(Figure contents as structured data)

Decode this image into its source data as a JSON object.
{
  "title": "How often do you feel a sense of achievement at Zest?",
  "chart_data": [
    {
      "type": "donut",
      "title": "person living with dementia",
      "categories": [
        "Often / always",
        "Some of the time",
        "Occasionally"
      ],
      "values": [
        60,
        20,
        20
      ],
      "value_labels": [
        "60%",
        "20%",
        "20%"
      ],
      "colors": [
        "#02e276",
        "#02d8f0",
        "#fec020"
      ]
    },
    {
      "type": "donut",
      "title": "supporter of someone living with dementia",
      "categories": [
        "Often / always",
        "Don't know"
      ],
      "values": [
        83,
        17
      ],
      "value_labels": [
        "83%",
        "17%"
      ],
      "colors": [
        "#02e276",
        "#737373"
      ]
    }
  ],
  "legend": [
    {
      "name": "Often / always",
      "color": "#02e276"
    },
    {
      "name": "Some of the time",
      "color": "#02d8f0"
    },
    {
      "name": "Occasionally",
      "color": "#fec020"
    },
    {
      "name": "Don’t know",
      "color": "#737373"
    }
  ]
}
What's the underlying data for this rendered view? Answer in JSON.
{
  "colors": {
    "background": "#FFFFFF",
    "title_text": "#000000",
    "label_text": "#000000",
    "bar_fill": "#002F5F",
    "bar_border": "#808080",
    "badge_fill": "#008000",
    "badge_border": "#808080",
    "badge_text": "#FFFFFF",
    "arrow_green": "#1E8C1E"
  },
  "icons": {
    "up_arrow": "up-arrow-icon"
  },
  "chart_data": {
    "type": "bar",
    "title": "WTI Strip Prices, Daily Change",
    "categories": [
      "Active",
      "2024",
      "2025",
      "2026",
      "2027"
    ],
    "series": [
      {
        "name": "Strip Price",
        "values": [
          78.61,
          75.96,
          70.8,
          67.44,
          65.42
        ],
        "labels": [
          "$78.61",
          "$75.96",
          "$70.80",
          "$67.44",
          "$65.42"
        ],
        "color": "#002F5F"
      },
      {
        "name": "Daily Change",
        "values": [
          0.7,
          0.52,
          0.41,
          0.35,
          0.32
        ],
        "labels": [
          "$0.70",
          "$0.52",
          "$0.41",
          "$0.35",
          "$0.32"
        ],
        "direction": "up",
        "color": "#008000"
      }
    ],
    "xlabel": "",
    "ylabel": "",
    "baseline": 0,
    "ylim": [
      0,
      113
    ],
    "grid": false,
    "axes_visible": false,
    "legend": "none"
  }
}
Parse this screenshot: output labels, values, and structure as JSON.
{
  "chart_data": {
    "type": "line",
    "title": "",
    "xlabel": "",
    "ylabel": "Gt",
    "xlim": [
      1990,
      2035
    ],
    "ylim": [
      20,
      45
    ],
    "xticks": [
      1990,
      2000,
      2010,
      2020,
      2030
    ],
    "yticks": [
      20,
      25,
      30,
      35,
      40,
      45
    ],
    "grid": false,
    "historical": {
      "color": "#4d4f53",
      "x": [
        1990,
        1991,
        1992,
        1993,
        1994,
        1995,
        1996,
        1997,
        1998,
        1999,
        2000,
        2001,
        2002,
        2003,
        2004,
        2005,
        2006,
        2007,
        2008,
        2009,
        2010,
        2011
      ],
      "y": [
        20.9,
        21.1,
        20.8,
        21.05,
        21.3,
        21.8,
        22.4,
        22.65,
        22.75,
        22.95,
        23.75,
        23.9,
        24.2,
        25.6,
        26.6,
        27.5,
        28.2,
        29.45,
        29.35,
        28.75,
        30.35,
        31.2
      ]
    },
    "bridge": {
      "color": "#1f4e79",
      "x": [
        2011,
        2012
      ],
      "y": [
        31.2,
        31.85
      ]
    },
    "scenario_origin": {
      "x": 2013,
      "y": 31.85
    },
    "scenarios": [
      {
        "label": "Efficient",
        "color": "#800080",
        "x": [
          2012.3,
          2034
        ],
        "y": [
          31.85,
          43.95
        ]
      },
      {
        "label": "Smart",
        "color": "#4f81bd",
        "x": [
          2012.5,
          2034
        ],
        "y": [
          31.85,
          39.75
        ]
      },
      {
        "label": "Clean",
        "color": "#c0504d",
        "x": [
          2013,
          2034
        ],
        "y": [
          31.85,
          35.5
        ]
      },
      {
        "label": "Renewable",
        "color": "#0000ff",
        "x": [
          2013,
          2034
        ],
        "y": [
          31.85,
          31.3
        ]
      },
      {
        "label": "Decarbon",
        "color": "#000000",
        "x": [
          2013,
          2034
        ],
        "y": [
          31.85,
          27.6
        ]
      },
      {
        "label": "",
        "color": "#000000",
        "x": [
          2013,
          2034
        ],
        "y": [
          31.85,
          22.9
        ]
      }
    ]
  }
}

Challenge => Every entry should be output exactly as written, please.

Answer for this exercise =>
Decode this image into its source data as a JSON object.
{
  "title": "How often do you feel a sense of achievement at Zest?",
  "chart_data": [
    {
      "type": "donut",
      "title": "person living with dementia",
      "categories": [
        "Often / always",
        "Some of the time",
        "Occasionally"
      ],
      "values": [
        60,
        20,
        20
      ],
      "value_labels": [
        "60%",
        "20%",
        "20%"
      ],
      "colors": [
        "#02e276",
        "#02d8f0",
        "#fec020"
      ]
    },
    {
      "type": "donut",
      "title": "supporter of someone living with dementia",
      "categories": [
        "Often / always",
        "Don't know"
      ],
      "values": [
        83,
        17
      ],
      "value_labels": [
        "83%",
        "17%"
      ],
      "colors": [
        "#02e276",
        "#737373"
      ]
    }
  ],
  "legend": [
    {
      "name": "Often / always",
      "color": "#02e276"
    },
    {
      "name": "Some of the time",
      "color": "#02d8f0"
    },
    {
      "name": "Occasionally",
      "color": "#fec020"
    },
    {
      "name": "Don’t know",
      "color": "#737373"
    }
  ]
}
What's the underlying data for this rendered view? Answer in JSON.
{
  "colors": {
    "background": "#FFFFFF",
    "title_text": "#000000",
    "label_text": "#000000",
    "bar_fill": "#002F5F",
    "bar_border": "#808080",
    "badge_fill": "#008000",
    "badge_border": "#808080",
    "badge_text": "#FFFFFF",
    "arrow_green": "#1E8C1E"
  },
  "icons": {
    "up_arrow": "up-arrow-icon"
  },
  "chart_data": {
    "type": "bar",
    "title": "WTI Strip Prices, Daily Change",
    "categories": [
      "Active",
      "2024",
      "2025",
      "2026",
      "2027"
    ],
    "series": [
      {
        "name": "Strip Price",
        "values": [
          78.61,
          75.96,
          70.8,
          67.44,
          65.42
        ],
        "labels": [
          "$78.61",
          "$75.96",
          "$70.80",
          "$67.44",
          "$65.42"
        ],
        "color": "#002F5F"
      },
      {
        "name": "Daily Change",
        "values": [
          0.7,
          0.52,
          0.41,
          0.35,
          0.32
        ],
        "labels": [
          "$0.70",
          "$0.52",
          "$0.41",
          "$0.35",
          "$0.32"
        ],
        "direction": "up",
        "color": "#008000"
      }
    ],
    "xlabel": "",
    "ylabel": "",
    "baseline": 0,
    "ylim": [
      0,
      113
    ],
    "grid": false,
    "axes_visible": false,
    "legend": "none"
  }
}
Parse this screenshot: output labels, values, and structure as JSON.
{
  "chart_data": {
    "type": "line",
    "title": "",
    "xlabel": "",
    "ylabel": "Gt",
    "xlim": [
      1990,
      2035
    ],
    "ylim": [
      20,
      45
    ],
    "xticks": [
      1990,
      2000,
      2010,
      2020,
      2030
    ],
    "yticks": [
      20,
      25,
      30,
      35,
      40,
      45
    ],
    "grid": false,
    "historical": {
      "color": "#4d4f53",
      "x": [
        1990,
        1991,
        1992,
        1993,
        1994,
        1995,
        1996,
        1997,
        1998,
        1999,
        2000,
        2001,
        2002,
        2003,
        2004,
        2005,
        2006,
        2007,
        2008,
        2009,
        2010,
        2011
      ],
      "y": [
        20.9,
        21.1,
        20.8,
        21.05,
        21.3,
        21.8,
        22.4,
        22.65,
        22.75,
        22.95,
        23.75,
        23.9,
        24.2,
        25.6,
        26.6,
        27.5,
        28.2,
        29.45,
        29.35,
        28.75,
        30.35,
        31.2
      ]
    },
    "bridge": {
      "color": "#1f4e79",
      "x": [
        2011,
        2012
      ],
      "y": [
        31.2,
        31.85
      ]
    },
    "scenario_origin": {
      "x": 2013,
      "y": 31.85
    },
    "scenarios": [
      {
        "label": "Efficient",
        "color": "#800080",
        "x": [
          2012.3,
          2034
        ],
        "y": [
          31.85,
          43.95
        ]
      },
      {
        "label": "Smart",
        "color": "#4f81bd",
        "x": [
          2012.5,
          2034
        ],
        "y": [
          31.85,
          39.75
        ]
      },
      {
        "label": "Clean",
        "color": "#c0504d",
        "x": [
          2013,
          2034
        ],
        "y": [
          31.85,
          35.5
        ]
      },
      {
        "label": "Renewable",
        "color": "#0000ff",
        "x": [
          2013,
          2034
        ],
        "y": [
          31.85,
          31.3
        ]
      },
      {
        "label": "Decarbon",
        "color": "#000000",
        "x": [
          2013,
          2034
        ],
        "y": [
          31.85,
          27.6
        ]
      },
      {
        "label": "",
        "color": "#000000",
        "x": [
          2013,
          2034
        ],
        "y": [
          31.85,
          22.9
        ]
      }
    ]
  }
}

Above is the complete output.